*DATA ROWS*.
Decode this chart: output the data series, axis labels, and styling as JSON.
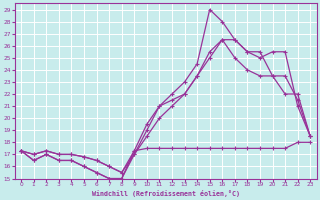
{
  "xlabel": "Windchill (Refroidissement éolien,°C)",
  "bg_color": "#c8ecec",
  "line_color": "#993399",
  "grid_color": "#aad4d4",
  "xlim": [
    -0.5,
    23.5
  ],
  "ylim": [
    15,
    29.5
  ],
  "xticks": [
    0,
    1,
    2,
    3,
    4,
    5,
    6,
    7,
    8,
    9,
    10,
    11,
    12,
    13,
    14,
    15,
    16,
    17,
    18,
    19,
    20,
    21,
    22,
    23
  ],
  "yticks": [
    15,
    16,
    17,
    18,
    19,
    20,
    21,
    22,
    23,
    24,
    25,
    26,
    27,
    28,
    29
  ],
  "line1_x": [
    0,
    1,
    2,
    3,
    4,
    5,
    6,
    7,
    8,
    9,
    10,
    11,
    12,
    13,
    14,
    15,
    16,
    17,
    18,
    19,
    20,
    21,
    22,
    23
  ],
  "line1_y": [
    17.3,
    17.0,
    17.3,
    17.0,
    17.0,
    16.8,
    16.5,
    16.0,
    15.5,
    17.3,
    17.5,
    17.5,
    17.5,
    17.5,
    17.5,
    17.5,
    17.5,
    17.5,
    17.5,
    17.5,
    17.5,
    17.5,
    18.0,
    18.0
  ],
  "line2_x": [
    0,
    1,
    2,
    3,
    4,
    5,
    6,
    7,
    8,
    9,
    10,
    11,
    12,
    13,
    14,
    15,
    16,
    17,
    18,
    19,
    20,
    21,
    22,
    23
  ],
  "line2_y": [
    17.3,
    16.5,
    17.0,
    16.5,
    16.5,
    16.0,
    15.5,
    15.0,
    15.0,
    17.3,
    19.5,
    21.0,
    21.5,
    22.0,
    23.5,
    25.0,
    26.5,
    25.0,
    24.0,
    23.5,
    23.5,
    22.0,
    22.0,
    18.5
  ],
  "line3_x": [
    0,
    1,
    2,
    3,
    4,
    5,
    6,
    7,
    8,
    9,
    10,
    11,
    12,
    13,
    14,
    15,
    16,
    17,
    18,
    19,
    20,
    21,
    22,
    23
  ],
  "line3_y": [
    17.3,
    17.0,
    17.3,
    17.0,
    17.0,
    16.8,
    16.5,
    16.0,
    15.5,
    17.0,
    18.5,
    20.0,
    21.0,
    22.0,
    23.5,
    25.5,
    26.5,
    26.5,
    25.5,
    25.5,
    23.5,
    23.5,
    21.5,
    18.5
  ],
  "line4_x": [
    0,
    1,
    2,
    3,
    4,
    5,
    6,
    7,
    8,
    9,
    10,
    11,
    12,
    13,
    14,
    15,
    16,
    17,
    18,
    19,
    20,
    21,
    22,
    23
  ],
  "line4_y": [
    17.3,
    16.5,
    17.0,
    16.5,
    16.5,
    16.0,
    15.5,
    15.0,
    15.0,
    17.0,
    19.0,
    21.0,
    22.0,
    23.0,
    24.5,
    29.0,
    28.0,
    26.5,
    25.5,
    25.0,
    25.5,
    25.5,
    21.0,
    18.5
  ]
}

*YOUR OBJECTIVE*.
Take the entries shown above and quote them verbatim, passing over the pictures.

*FULL RESPONSE*.
Decode this chart: output the data series, axis labels, and styling as JSON.
{
  "xlabel": "Windchill (Refroidissement éolien,°C)",
  "bg_color": "#c8ecec",
  "line_color": "#993399",
  "grid_color": "#aad4d4",
  "xlim": [
    -0.5,
    23.5
  ],
  "ylim": [
    15,
    29.5
  ],
  "xticks": [
    0,
    1,
    2,
    3,
    4,
    5,
    6,
    7,
    8,
    9,
    10,
    11,
    12,
    13,
    14,
    15,
    16,
    17,
    18,
    19,
    20,
    21,
    22,
    23
  ],
  "yticks": [
    15,
    16,
    17,
    18,
    19,
    20,
    21,
    22,
    23,
    24,
    25,
    26,
    27,
    28,
    29
  ],
  "line1_x": [
    0,
    1,
    2,
    3,
    4,
    5,
    6,
    7,
    8,
    9,
    10,
    11,
    12,
    13,
    14,
    15,
    16,
    17,
    18,
    19,
    20,
    21,
    22,
    23
  ],
  "line1_y": [
    17.3,
    17.0,
    17.3,
    17.0,
    17.0,
    16.8,
    16.5,
    16.0,
    15.5,
    17.3,
    17.5,
    17.5,
    17.5,
    17.5,
    17.5,
    17.5,
    17.5,
    17.5,
    17.5,
    17.5,
    17.5,
    17.5,
    18.0,
    18.0
  ],
  "line2_x": [
    0,
    1,
    2,
    3,
    4,
    5,
    6,
    7,
    8,
    9,
    10,
    11,
    12,
    13,
    14,
    15,
    16,
    17,
    18,
    19,
    20,
    21,
    22,
    23
  ],
  "line2_y": [
    17.3,
    16.5,
    17.0,
    16.5,
    16.5,
    16.0,
    15.5,
    15.0,
    15.0,
    17.3,
    19.5,
    21.0,
    21.5,
    22.0,
    23.5,
    25.0,
    26.5,
    25.0,
    24.0,
    23.5,
    23.5,
    22.0,
    22.0,
    18.5
  ],
  "line3_x": [
    0,
    1,
    2,
    3,
    4,
    5,
    6,
    7,
    8,
    9,
    10,
    11,
    12,
    13,
    14,
    15,
    16,
    17,
    18,
    19,
    20,
    21,
    22,
    23
  ],
  "line3_y": [
    17.3,
    17.0,
    17.3,
    17.0,
    17.0,
    16.8,
    16.5,
    16.0,
    15.5,
    17.0,
    18.5,
    20.0,
    21.0,
    22.0,
    23.5,
    25.5,
    26.5,
    26.5,
    25.5,
    25.5,
    23.5,
    23.5,
    21.5,
    18.5
  ],
  "line4_x": [
    0,
    1,
    2,
    3,
    4,
    5,
    6,
    7,
    8,
    9,
    10,
    11,
    12,
    13,
    14,
    15,
    16,
    17,
    18,
    19,
    20,
    21,
    22,
    23
  ],
  "line4_y": [
    17.3,
    16.5,
    17.0,
    16.5,
    16.5,
    16.0,
    15.5,
    15.0,
    15.0,
    17.0,
    19.0,
    21.0,
    22.0,
    23.0,
    24.5,
    29.0,
    28.0,
    26.5,
    25.5,
    25.0,
    25.5,
    25.5,
    21.0,
    18.5
  ]
}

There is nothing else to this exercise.